(Records from a data collection)

========================================

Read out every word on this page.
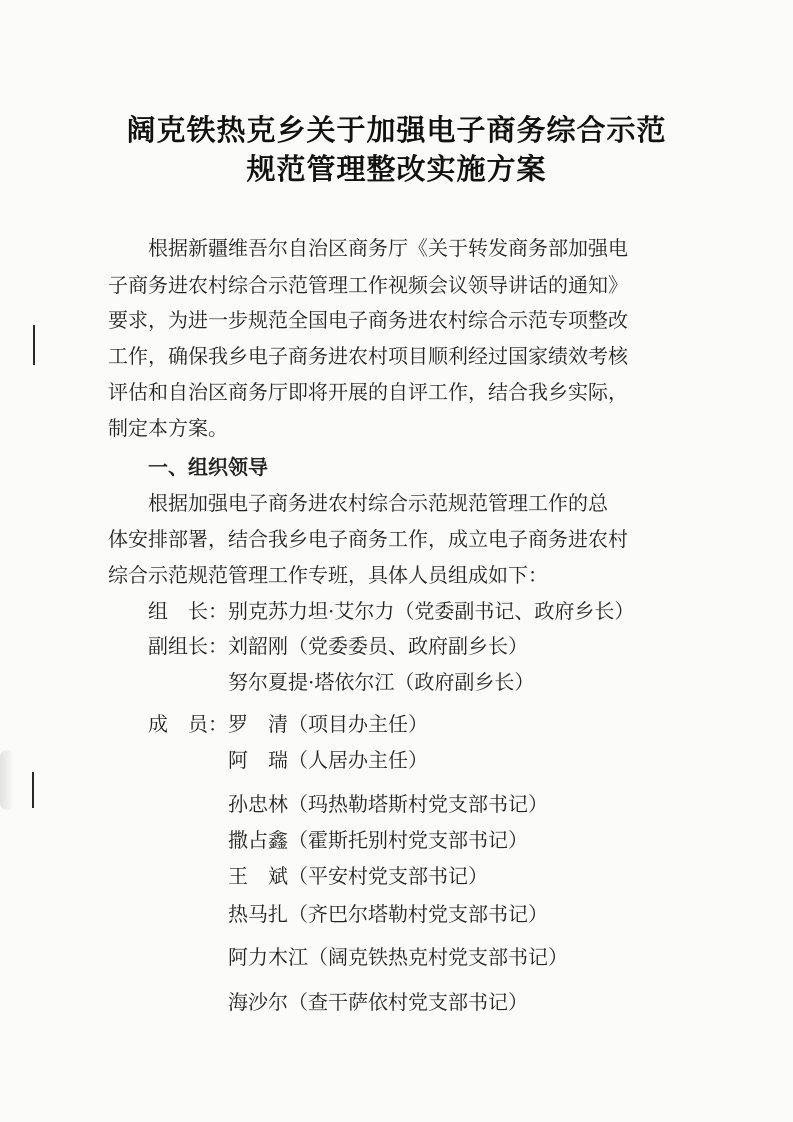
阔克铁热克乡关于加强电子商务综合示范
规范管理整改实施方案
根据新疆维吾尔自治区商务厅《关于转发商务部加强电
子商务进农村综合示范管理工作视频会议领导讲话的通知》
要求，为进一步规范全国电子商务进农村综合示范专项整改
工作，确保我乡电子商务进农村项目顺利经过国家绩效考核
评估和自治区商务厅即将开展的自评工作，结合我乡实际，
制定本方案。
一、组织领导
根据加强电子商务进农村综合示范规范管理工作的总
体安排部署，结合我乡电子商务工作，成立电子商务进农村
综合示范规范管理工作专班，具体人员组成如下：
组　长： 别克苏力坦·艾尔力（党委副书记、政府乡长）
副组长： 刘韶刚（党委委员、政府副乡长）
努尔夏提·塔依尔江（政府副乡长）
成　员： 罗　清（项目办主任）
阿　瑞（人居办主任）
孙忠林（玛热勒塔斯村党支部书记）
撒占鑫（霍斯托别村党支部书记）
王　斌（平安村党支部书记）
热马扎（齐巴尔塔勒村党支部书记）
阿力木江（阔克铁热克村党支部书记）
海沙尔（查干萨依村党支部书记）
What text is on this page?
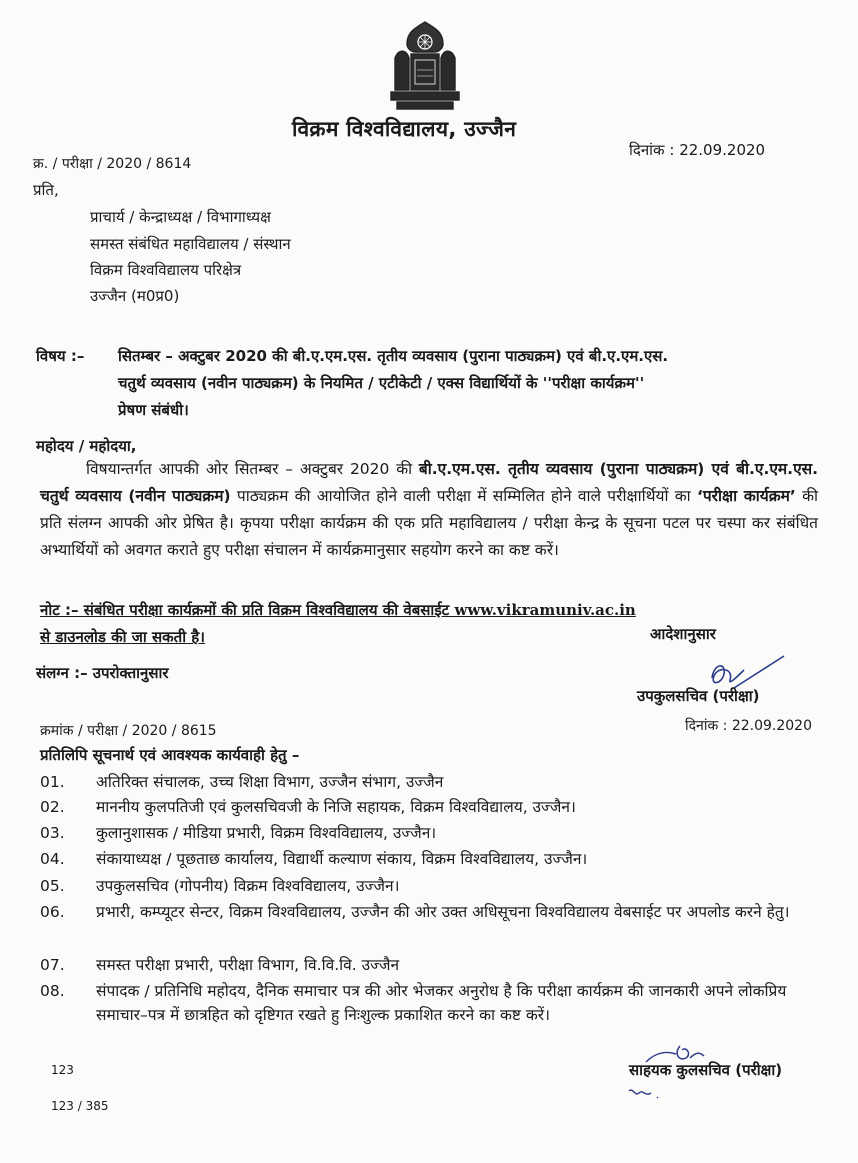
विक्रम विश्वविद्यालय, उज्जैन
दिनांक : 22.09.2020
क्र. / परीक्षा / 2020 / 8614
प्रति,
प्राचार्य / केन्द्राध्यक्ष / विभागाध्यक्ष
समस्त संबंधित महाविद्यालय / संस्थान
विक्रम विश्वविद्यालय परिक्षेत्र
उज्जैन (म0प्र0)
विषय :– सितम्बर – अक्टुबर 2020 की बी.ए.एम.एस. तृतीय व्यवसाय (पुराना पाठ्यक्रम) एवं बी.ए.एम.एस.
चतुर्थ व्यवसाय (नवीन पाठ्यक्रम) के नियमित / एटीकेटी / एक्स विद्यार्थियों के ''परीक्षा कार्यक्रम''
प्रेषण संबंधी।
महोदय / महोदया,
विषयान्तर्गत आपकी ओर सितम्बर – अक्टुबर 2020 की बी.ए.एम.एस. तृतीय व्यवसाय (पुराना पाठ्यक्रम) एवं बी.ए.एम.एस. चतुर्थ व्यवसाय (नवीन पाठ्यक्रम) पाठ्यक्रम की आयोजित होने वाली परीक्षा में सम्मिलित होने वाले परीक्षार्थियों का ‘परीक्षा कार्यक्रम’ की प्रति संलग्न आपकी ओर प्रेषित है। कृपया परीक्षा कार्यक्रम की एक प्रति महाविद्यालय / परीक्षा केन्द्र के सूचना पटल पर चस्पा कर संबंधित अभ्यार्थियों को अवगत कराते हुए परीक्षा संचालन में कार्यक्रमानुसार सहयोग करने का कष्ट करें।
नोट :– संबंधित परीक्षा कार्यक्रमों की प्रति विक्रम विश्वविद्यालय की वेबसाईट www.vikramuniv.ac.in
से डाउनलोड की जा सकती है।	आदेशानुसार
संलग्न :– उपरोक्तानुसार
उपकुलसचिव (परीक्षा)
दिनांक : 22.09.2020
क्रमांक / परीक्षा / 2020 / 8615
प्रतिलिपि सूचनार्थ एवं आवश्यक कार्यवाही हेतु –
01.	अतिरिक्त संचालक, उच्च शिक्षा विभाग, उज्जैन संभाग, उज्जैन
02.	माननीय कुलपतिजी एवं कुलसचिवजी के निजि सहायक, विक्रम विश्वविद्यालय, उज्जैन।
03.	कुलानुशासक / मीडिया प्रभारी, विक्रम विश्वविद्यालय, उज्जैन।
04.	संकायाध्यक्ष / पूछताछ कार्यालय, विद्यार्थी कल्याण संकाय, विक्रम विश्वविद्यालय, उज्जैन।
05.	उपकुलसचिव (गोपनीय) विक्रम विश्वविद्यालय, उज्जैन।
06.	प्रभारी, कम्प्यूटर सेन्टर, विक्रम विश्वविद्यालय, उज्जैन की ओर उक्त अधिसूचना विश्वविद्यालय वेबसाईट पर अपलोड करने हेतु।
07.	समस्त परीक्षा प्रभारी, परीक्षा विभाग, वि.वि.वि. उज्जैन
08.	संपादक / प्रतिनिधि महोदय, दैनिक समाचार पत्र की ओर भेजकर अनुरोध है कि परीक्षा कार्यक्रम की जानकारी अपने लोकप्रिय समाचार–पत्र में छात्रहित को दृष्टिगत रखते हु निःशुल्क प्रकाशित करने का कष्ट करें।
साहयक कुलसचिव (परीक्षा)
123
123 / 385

========================================

Generate a word-for-word copy of the preceding records, excluding all pictures.

* **CORRECT RESULT**
Read out every word on this page.
阔克铁热克乡关于加强电子商务综合示范
规范管理整改实施方案
根据新疆维吾尔自治区商务厅《关于转发商务部加强电
子商务进农村综合示范管理工作视频会议领导讲话的通知》
要求，为进一步规范全国电子商务进农村综合示范专项整改
工作，确保我乡电子商务进农村项目顺利经过国家绩效考核
评估和自治区商务厅即将开展的自评工作，结合我乡实际，
制定本方案。
一、组织领导
根据加强电子商务进农村综合示范规范管理工作的总
体安排部署，结合我乡电子商务工作，成立电子商务进农村
综合示范规范管理工作专班，具体人员组成如下：
组　长： 别克苏力坦·艾尔力（党委副书记、政府乡长）
副组长： 刘韶刚（党委委员、政府副乡长）
努尔夏提·塔依尔江（政府副乡长）
成　员： 罗　清（项目办主任）
阿　瑞（人居办主任）
孙忠林（玛热勒塔斯村党支部书记）
撒占鑫（霍斯托别村党支部书记）
王　斌（平安村党支部书记）
热马扎（齐巴尔塔勒村党支部书记）
阿力木江（阔克铁热克村党支部书记）
海沙尔（查干萨依村党支部书记）
What text is on this page?
विक्रम विश्वविद्यालय, उज्जैन
दिनांक : 22.09.2020
क्र. / परीक्षा / 2020 / 8614
प्रति,
प्राचार्य / केन्द्राध्यक्ष / विभागाध्यक्ष
समस्त संबंधित महाविद्यालय / संस्थान
विक्रम विश्वविद्यालय परिक्षेत्र
उज्जैन (म0प्र0)
विषय :– सितम्बर – अक्टुबर 2020 की बी.ए.एम.एस. तृतीय व्यवसाय (पुराना पाठ्यक्रम) एवं बी.ए.एम.एस.
चतुर्थ व्यवसाय (नवीन पाठ्यक्रम) के नियमित / एटीकेटी / एक्स विद्यार्थियों के ''परीक्षा कार्यक्रम''
प्रेषण संबंधी।
महोदय / महोदया,
विषयान्तर्गत आपकी ओर सितम्बर – अक्टुबर 2020 की बी.ए.एम.एस. तृतीय व्यवसाय (पुराना पाठ्यक्रम) एवं बी.ए.एम.एस. चतुर्थ व्यवसाय (नवीन पाठ्यक्रम) पाठ्यक्रम की आयोजित होने वाली परीक्षा में सम्मिलित होने वाले परीक्षार्थियों का ‘परीक्षा कार्यक्रम’ की प्रति संलग्न आपकी ओर प्रेषित है। कृपया परीक्षा कार्यक्रम की एक प्रति महाविद्यालय / परीक्षा केन्द्र के सूचना पटल पर चस्पा कर संबंधित अभ्यार्थियों को अवगत कराते हुए परीक्षा संचालन में कार्यक्रमानुसार सहयोग करने का कष्ट करें।
नोट :– संबंधित परीक्षा कार्यक्रमों की प्रति विक्रम विश्वविद्यालय की वेबसाईट www.vikramuniv.ac.in
से डाउनलोड की जा सकती है।	आदेशानुसार
संलग्न :– उपरोक्तानुसार
उपकुलसचिव (परीक्षा)
दिनांक : 22.09.2020
क्रमांक / परीक्षा / 2020 / 8615
प्रतिलिपि सूचनार्थ एवं आवश्यक कार्यवाही हेतु –
01.	अतिरिक्त संचालक, उच्च शिक्षा विभाग, उज्जैन संभाग, उज्जैन
02.	माननीय कुलपतिजी एवं कुलसचिवजी के निजि सहायक, विक्रम विश्वविद्यालय, उज्जैन।
03.	कुलानुशासक / मीडिया प्रभारी, विक्रम विश्वविद्यालय, उज्जैन।
04.	संकायाध्यक्ष / पूछताछ कार्यालय, विद्यार्थी कल्याण संकाय, विक्रम विश्वविद्यालय, उज्जैन।
05.	उपकुलसचिव (गोपनीय) विक्रम विश्वविद्यालय, उज्जैन।
06.	प्रभारी, कम्प्यूटर सेन्टर, विक्रम विश्वविद्यालय, उज्जैन की ओर उक्त अधिसूचना विश्वविद्यालय वेबसाईट पर अपलोड करने हेतु।
07.	समस्त परीक्षा प्रभारी, परीक्षा विभाग, वि.वि.वि. उज्जैन
08.	संपादक / प्रतिनिधि महोदय, दैनिक समाचार पत्र की ओर भेजकर अनुरोध है कि परीक्षा कार्यक्रम की जानकारी अपने लोकप्रिय समाचार–पत्र में छात्रहित को दृष्टिगत रखते हु निःशुल्क प्रकाशित करने का कष्ट करें।
साहयक कुलसचिव (परीक्षा)
123
123 / 385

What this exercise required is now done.